[Part of a data file]
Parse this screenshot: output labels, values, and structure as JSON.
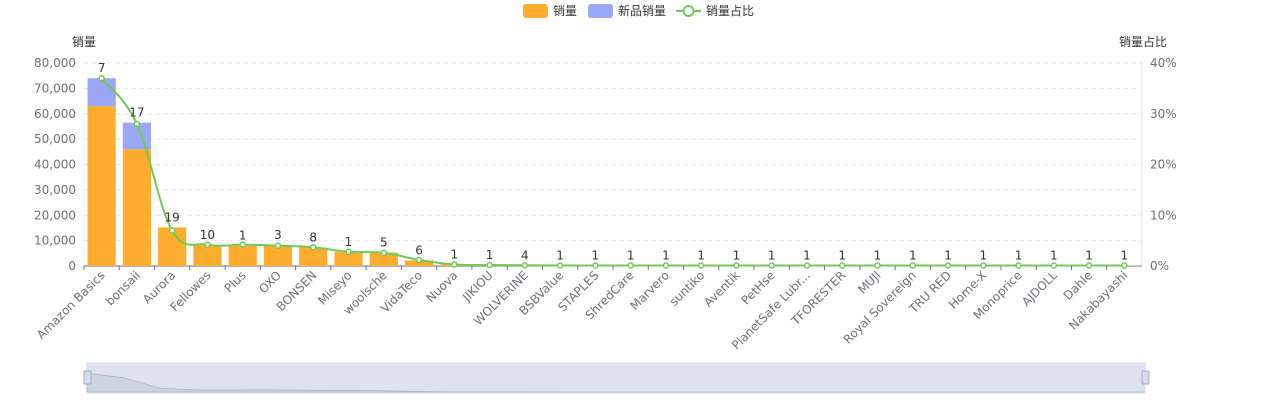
{
  "legend": [
    {
      "name": "销量",
      "color": "#FFAC2F",
      "shape": "rect"
    },
    {
      "name": "新品销量",
      "color": "#9AA7F4",
      "shape": "rect"
    },
    {
      "name": "销量占比",
      "color": "#73C857",
      "shape": "line-circle"
    }
  ],
  "chart_data": {
    "type": "bar",
    "ylabel": "销量",
    "y2label": "销量占比",
    "ylim": [
      0,
      80000
    ],
    "y2lim": [
      0,
      40
    ],
    "y_ticks": [
      "0",
      "10,000",
      "20,000",
      "30,000",
      "40,000",
      "50,000",
      "60,000",
      "70,000",
      "80,000"
    ],
    "y2_ticks": [
      "0%",
      "10%",
      "20%",
      "30%",
      "40%"
    ],
    "grid": true,
    "legend_position": "top-center",
    "stacked": true,
    "categories": [
      "Amazon Basics",
      "bonsaii",
      "Aurora",
      "Fellowes",
      "Plus",
      "OXO",
      "BONSEN",
      "Miseyo",
      "woolsche",
      "VidaTeco",
      "Nuova",
      "JIKIOU",
      "WOLVERINE",
      "BSBValue",
      "STAPLES",
      "ShredCare",
      "Marvero",
      "suntiko",
      "Aventik",
      "PetHse",
      "PlanetSafe Lubr...",
      "TFORESTER",
      "MUJI",
      "Royal Sovereign",
      "TRU RED",
      "Home-X",
      "Monoprice",
      "AJDOLL",
      "Dahle",
      "Nakabayashi"
    ],
    "series": [
      {
        "name": "销量",
        "type": "bar",
        "color": "#FFAC2F",
        "values": [
          63000,
          46000,
          15200,
          8200,
          8000,
          8300,
          7300,
          5600,
          5300,
          2200,
          600,
          400,
          200,
          100,
          100,
          100,
          100,
          100,
          100,
          100,
          100,
          100,
          100,
          100,
          100,
          100,
          100,
          100,
          100,
          100
        ]
      },
      {
        "name": "新品销量",
        "type": "bar",
        "color": "#9AA7F4",
        "values": [
          11000,
          10500,
          0,
          0,
          0,
          0,
          0,
          0,
          0,
          0,
          0,
          0,
          0,
          0,
          0,
          0,
          0,
          0,
          0,
          0,
          0,
          0,
          0,
          0,
          0,
          0,
          0,
          0,
          0,
          0
        ]
      },
      {
        "name": "销量占比",
        "type": "line",
        "color": "#73C857",
        "axis": "right",
        "values": [
          37.0,
          28.0,
          7.0,
          4.2,
          4.2,
          4.0,
          3.7,
          2.8,
          2.6,
          1.2,
          0.3,
          0.2,
          0.15,
          0.1,
          0.1,
          0.1,
          0.1,
          0.1,
          0.1,
          0.1,
          0.1,
          0.1,
          0.1,
          0.1,
          0.1,
          0.1,
          0.1,
          0.1,
          0.1,
          0.1
        ]
      }
    ],
    "bar_labels": [
      "7",
      "17",
      "19",
      "10",
      "1",
      "3",
      "8",
      "1",
      "5",
      "6",
      "1",
      "1",
      "4",
      "1",
      "1",
      "1",
      "1",
      "1",
      "1",
      "1",
      "1",
      "1",
      "1",
      "1",
      "1",
      "1",
      "1",
      "1",
      "1",
      "1"
    ]
  },
  "slider": {
    "range_start_percent": 0,
    "range_end_percent": 100
  }
}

### INSTRUCTION:
Set down every record once more, word for word, without pictures.

### WRITTEN RESPONSE:
Parse this screenshot: output labels, values, and structure as JSON.
{
  "legend": [
    {
      "name": "销量",
      "color": "#FFAC2F",
      "shape": "rect"
    },
    {
      "name": "新品销量",
      "color": "#9AA7F4",
      "shape": "rect"
    },
    {
      "name": "销量占比",
      "color": "#73C857",
      "shape": "line-circle"
    }
  ],
  "chart_data": {
    "type": "bar",
    "ylabel": "销量",
    "y2label": "销量占比",
    "ylim": [
      0,
      80000
    ],
    "y2lim": [
      0,
      40
    ],
    "y_ticks": [
      "0",
      "10,000",
      "20,000",
      "30,000",
      "40,000",
      "50,000",
      "60,000",
      "70,000",
      "80,000"
    ],
    "y2_ticks": [
      "0%",
      "10%",
      "20%",
      "30%",
      "40%"
    ],
    "grid": true,
    "legend_position": "top-center",
    "stacked": true,
    "categories": [
      "Amazon Basics",
      "bonsaii",
      "Aurora",
      "Fellowes",
      "Plus",
      "OXO",
      "BONSEN",
      "Miseyo",
      "woolsche",
      "VidaTeco",
      "Nuova",
      "JIKIOU",
      "WOLVERINE",
      "BSBValue",
      "STAPLES",
      "ShredCare",
      "Marvero",
      "suntiko",
      "Aventik",
      "PetHse",
      "PlanetSafe Lubr...",
      "TFORESTER",
      "MUJI",
      "Royal Sovereign",
      "TRU RED",
      "Home-X",
      "Monoprice",
      "AJDOLL",
      "Dahle",
      "Nakabayashi"
    ],
    "series": [
      {
        "name": "销量",
        "type": "bar",
        "color": "#FFAC2F",
        "values": [
          63000,
          46000,
          15200,
          8200,
          8000,
          8300,
          7300,
          5600,
          5300,
          2200,
          600,
          400,
          200,
          100,
          100,
          100,
          100,
          100,
          100,
          100,
          100,
          100,
          100,
          100,
          100,
          100,
          100,
          100,
          100,
          100
        ]
      },
      {
        "name": "新品销量",
        "type": "bar",
        "color": "#9AA7F4",
        "values": [
          11000,
          10500,
          0,
          0,
          0,
          0,
          0,
          0,
          0,
          0,
          0,
          0,
          0,
          0,
          0,
          0,
          0,
          0,
          0,
          0,
          0,
          0,
          0,
          0,
          0,
          0,
          0,
          0,
          0,
          0
        ]
      },
      {
        "name": "销量占比",
        "type": "line",
        "color": "#73C857",
        "axis": "right",
        "values": [
          37.0,
          28.0,
          7.0,
          4.2,
          4.2,
          4.0,
          3.7,
          2.8,
          2.6,
          1.2,
          0.3,
          0.2,
          0.15,
          0.1,
          0.1,
          0.1,
          0.1,
          0.1,
          0.1,
          0.1,
          0.1,
          0.1,
          0.1,
          0.1,
          0.1,
          0.1,
          0.1,
          0.1,
          0.1,
          0.1
        ]
      }
    ],
    "bar_labels": [
      "7",
      "17",
      "19",
      "10",
      "1",
      "3",
      "8",
      "1",
      "5",
      "6",
      "1",
      "1",
      "4",
      "1",
      "1",
      "1",
      "1",
      "1",
      "1",
      "1",
      "1",
      "1",
      "1",
      "1",
      "1",
      "1",
      "1",
      "1",
      "1",
      "1"
    ]
  },
  "slider": {
    "range_start_percent": 0,
    "range_end_percent": 100
  }
}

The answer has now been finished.